→ Records provided
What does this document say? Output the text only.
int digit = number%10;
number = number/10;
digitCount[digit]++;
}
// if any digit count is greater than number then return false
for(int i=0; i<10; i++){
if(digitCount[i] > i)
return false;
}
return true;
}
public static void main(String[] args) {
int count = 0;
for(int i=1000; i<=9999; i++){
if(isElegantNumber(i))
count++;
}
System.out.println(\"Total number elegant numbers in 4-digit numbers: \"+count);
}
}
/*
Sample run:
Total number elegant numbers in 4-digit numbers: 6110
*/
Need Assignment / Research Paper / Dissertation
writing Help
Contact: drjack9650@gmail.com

→ Exercise details
Quote all the records exactly, please, leaving none out.

→ Result for this task
What does this document say? Output the text only.
int digit = number%10;
number = number/10;
digitCount[digit]++;
}
// if any digit count is greater than number then return false
for(int i=0; i<10; i++){
if(digitCount[i] > i)
return false;
}
return true;
}
public static void main(String[] args) {
int count = 0;
for(int i=1000; i<=9999; i++){
if(isElegantNumber(i))
count++;
}
System.out.println(\"Total number elegant numbers in 4-digit numbers: \"+count);
}
}
/*
Sample run:
Total number elegant numbers in 4-digit numbers: 6110
*/
Need Assignment / Research Paper / Dissertation
writing Help
Contact: drjack9650@gmail.com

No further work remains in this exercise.